**EXCERPTED PASSAGE**
--- BEGIN ---

Week 10 activity: line fitting

Course activity

STAT218

This activity is a self-paced warmup in preparation for learning about linear regression. Simply put, linear regression consists of fitting a line to data in order to describe the relationship between two numeric variables.

By ‘fitting’ we do mean something a bit more specific than drawing any old line through a scatterplot, but it’s worth emphasizing that the criteria we’ll develop later in class, though formal, do reflect several common intuitions about what a ‘well-fitting’ line looks like. So, the goal of this activity is to explore some of those intuitions.

The over-arching question I’d like you to consider as you work through this activity is: what makes a line “good” as a representation of the relationship between two variables?

We’ll use two datasets:

prevend, which contains measurements of cognitive assessment score and age for 208 adults
mammals, which contains measurements of brain weight (g) and body weight (kg) for 62 mammal species

library(tidyverse)
load('data/prevend.RData')
load('data/mammals.RData')
hand.fit <- readRDS('fns/handfit.rds')
sim.by.cor <- readRDS('fns/simbycor.rds')

Scatterplots

To start, let’s review scatterplots. These are straightforward to construct using plot(...); in addition to what you have seen before, the commands below show you an alternate syntax for making scatterplots using a formula specification of the form y ~ x, as well as how to adjust the labels.

--- END ---

**YOUR GOAL**
In the line-fitting activity, restate the paragraph beginning "By 'fitting' we do mean" in a single shorter sentence that keeps its main facts. The material that comes next is not needed for the work on this page.

**DATA SHOWN**
--- BEGIN ---

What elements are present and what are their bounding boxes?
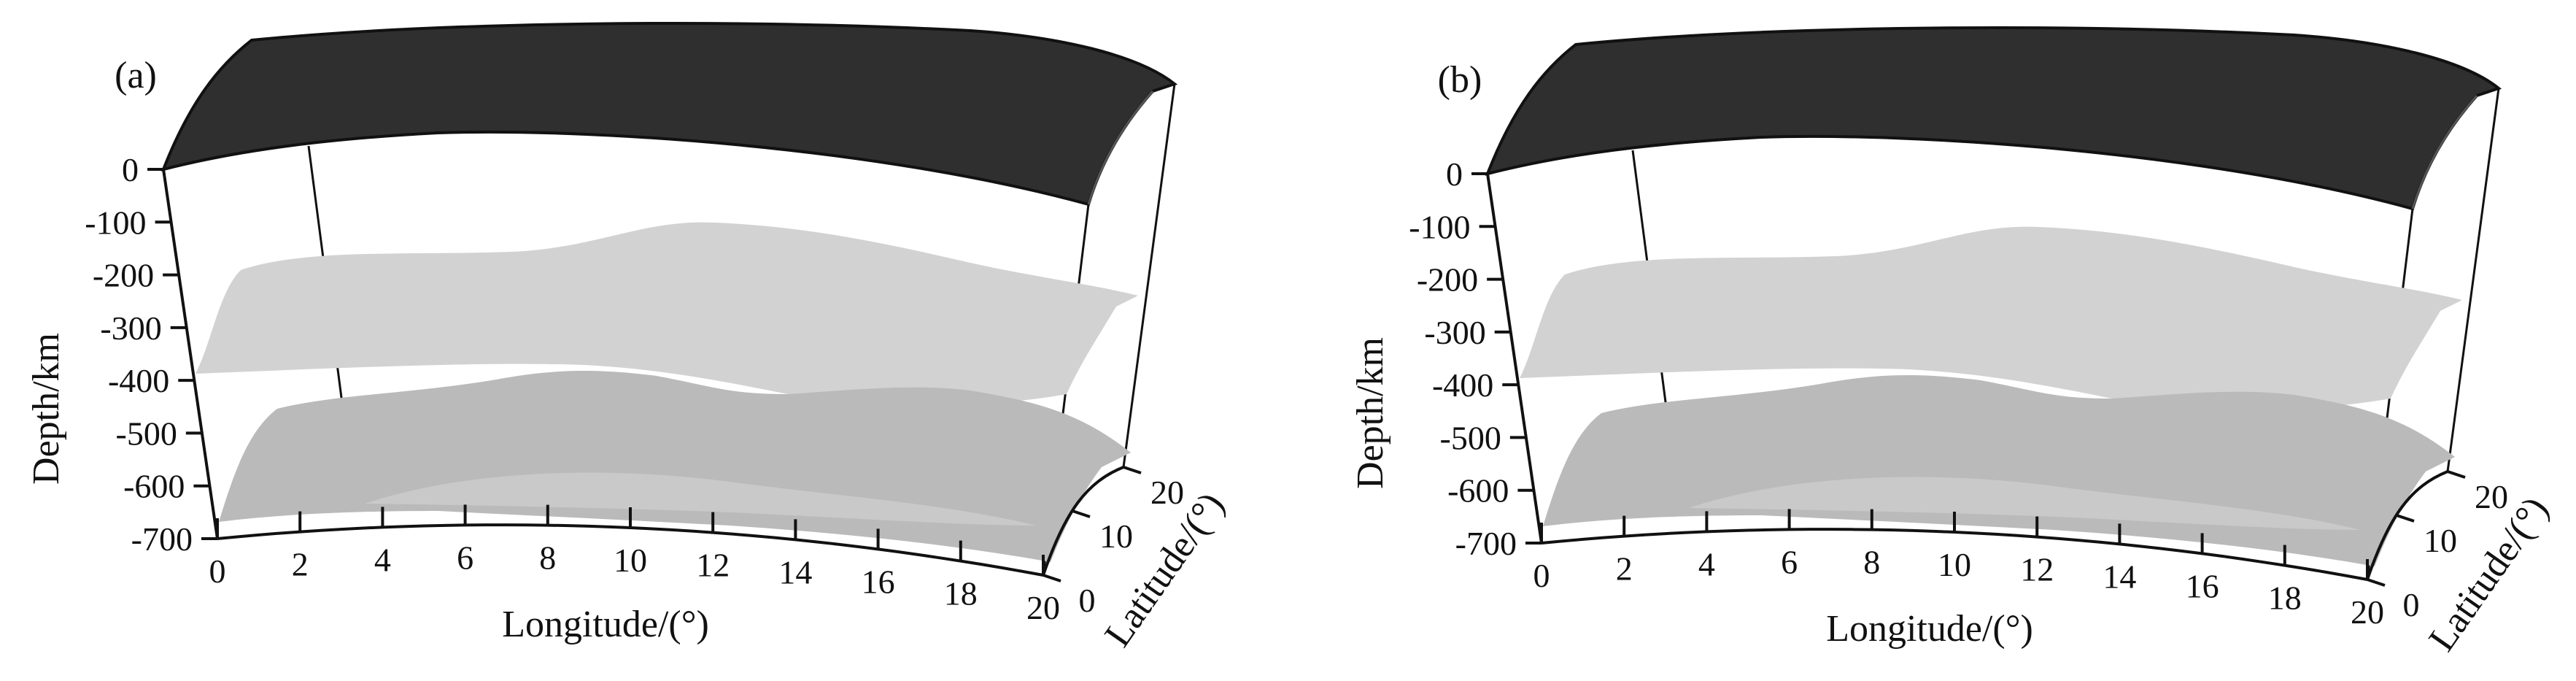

--- END ---

**SOLUTION TO THE EXERCISE**
"Fitting" means more than drawing any line through a scatterplot, but the formal criteria developed later in class reflect common intuitions about what a well-fitting line looks like, and this activity explores those intuitions.